═════ THE DATA

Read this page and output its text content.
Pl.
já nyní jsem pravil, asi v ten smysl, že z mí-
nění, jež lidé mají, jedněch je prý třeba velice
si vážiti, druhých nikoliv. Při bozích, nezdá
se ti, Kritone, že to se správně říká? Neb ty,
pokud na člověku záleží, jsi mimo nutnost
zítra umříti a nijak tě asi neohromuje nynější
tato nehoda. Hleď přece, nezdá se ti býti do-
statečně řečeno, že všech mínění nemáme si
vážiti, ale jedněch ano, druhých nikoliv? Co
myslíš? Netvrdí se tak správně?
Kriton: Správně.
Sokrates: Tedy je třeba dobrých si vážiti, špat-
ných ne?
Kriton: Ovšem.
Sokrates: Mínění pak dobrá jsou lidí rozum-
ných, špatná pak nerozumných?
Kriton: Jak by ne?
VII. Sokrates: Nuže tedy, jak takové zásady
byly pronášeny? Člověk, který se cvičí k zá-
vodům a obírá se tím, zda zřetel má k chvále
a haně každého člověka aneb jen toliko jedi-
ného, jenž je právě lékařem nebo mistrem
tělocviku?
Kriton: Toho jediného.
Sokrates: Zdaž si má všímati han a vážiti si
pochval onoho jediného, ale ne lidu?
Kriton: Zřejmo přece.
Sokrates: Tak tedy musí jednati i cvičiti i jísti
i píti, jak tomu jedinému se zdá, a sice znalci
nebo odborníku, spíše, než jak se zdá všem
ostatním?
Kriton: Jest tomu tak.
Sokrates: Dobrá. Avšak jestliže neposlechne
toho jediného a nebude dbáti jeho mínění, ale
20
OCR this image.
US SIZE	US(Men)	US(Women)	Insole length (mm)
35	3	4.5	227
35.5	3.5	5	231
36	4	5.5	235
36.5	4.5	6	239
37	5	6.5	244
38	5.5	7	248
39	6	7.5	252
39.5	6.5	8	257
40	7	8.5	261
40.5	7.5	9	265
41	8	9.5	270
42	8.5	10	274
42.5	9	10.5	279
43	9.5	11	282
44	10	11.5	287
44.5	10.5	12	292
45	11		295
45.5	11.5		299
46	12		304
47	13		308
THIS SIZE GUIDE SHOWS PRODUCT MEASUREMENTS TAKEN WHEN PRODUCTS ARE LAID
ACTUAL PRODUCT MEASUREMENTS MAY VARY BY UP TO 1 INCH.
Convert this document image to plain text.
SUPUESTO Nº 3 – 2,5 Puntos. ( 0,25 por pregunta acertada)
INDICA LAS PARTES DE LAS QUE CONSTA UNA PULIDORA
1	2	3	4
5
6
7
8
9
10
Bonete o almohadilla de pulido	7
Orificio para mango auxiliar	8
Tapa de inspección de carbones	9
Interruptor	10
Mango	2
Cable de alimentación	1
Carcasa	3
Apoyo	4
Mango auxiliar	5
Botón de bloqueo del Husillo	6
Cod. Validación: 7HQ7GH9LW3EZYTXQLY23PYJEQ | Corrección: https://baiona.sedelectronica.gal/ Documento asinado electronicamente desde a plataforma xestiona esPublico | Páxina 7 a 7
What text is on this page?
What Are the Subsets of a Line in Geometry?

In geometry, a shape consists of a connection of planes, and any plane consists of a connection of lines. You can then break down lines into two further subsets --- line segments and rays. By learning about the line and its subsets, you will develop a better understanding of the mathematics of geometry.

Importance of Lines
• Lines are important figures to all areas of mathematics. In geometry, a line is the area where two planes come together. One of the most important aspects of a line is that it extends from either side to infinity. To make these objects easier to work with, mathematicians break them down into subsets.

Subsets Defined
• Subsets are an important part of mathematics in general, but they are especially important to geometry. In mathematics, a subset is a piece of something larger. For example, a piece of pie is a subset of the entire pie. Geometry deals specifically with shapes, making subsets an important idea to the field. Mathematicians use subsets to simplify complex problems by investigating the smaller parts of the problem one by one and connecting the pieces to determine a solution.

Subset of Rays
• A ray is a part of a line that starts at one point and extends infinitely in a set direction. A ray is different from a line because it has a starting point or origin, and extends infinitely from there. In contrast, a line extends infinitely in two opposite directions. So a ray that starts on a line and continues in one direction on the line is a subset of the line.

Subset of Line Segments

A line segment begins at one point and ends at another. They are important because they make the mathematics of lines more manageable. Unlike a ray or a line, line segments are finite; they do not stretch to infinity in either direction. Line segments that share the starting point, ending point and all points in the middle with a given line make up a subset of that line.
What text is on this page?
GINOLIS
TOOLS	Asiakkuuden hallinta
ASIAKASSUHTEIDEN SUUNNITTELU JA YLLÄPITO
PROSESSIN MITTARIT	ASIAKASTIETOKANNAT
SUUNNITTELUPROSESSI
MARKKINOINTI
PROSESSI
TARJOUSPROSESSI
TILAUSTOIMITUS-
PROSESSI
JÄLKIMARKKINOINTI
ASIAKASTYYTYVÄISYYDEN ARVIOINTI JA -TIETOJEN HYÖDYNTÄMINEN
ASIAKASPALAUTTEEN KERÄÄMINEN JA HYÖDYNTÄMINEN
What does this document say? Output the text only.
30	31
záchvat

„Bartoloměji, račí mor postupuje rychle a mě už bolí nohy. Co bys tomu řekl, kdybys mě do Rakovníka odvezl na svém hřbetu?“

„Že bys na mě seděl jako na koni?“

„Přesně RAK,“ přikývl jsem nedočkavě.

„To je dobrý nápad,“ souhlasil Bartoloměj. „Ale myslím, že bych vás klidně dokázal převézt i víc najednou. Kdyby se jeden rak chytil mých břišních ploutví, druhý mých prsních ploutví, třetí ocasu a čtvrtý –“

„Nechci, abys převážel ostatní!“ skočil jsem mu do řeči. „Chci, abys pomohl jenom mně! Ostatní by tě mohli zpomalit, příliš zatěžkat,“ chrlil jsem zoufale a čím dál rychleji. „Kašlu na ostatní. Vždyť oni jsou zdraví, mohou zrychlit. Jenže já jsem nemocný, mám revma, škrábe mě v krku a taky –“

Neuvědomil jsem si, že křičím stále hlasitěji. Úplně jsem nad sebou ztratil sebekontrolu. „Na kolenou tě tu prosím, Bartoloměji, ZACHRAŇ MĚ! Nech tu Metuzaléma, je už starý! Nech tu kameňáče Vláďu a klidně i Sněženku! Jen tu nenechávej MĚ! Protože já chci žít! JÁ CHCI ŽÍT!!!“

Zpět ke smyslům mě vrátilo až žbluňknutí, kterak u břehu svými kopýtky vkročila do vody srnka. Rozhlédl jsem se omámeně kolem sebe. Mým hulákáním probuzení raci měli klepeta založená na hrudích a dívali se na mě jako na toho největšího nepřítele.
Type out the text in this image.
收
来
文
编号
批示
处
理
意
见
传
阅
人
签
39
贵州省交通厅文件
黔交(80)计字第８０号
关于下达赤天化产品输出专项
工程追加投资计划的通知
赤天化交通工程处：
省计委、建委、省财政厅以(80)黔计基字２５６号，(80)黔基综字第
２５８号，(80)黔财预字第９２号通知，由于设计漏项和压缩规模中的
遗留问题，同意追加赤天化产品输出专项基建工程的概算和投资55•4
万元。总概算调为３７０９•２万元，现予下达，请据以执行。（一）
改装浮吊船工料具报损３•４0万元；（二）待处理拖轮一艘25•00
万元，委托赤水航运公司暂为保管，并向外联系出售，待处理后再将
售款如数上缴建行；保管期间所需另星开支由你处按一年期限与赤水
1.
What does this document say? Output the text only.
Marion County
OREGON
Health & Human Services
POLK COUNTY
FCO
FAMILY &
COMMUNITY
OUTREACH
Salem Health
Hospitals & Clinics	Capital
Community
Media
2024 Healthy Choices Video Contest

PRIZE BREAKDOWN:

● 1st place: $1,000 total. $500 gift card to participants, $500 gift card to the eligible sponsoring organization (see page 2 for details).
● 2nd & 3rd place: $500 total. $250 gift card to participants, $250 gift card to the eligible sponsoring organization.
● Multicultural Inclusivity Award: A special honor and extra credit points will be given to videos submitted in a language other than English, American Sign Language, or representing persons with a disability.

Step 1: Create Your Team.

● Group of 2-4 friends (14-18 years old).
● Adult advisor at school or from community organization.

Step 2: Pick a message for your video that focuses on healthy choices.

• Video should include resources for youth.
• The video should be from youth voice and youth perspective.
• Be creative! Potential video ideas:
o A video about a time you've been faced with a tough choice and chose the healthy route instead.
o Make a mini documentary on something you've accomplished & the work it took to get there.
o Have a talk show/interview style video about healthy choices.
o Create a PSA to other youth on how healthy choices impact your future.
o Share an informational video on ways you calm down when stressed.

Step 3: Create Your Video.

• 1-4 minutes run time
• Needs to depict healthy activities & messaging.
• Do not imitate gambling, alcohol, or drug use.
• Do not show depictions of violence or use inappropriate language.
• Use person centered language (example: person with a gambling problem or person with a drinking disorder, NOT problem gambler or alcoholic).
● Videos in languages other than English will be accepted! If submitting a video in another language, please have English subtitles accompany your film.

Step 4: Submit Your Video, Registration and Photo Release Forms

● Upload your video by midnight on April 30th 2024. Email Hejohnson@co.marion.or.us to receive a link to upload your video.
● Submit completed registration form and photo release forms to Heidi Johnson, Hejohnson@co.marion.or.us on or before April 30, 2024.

══════════

**DO THIS**
Copy every line of the listing containing the string "should".

**RESPONSE TO THE TASK**
• Video should include resources for youth.
• The video should be from youth voice and youth perspective.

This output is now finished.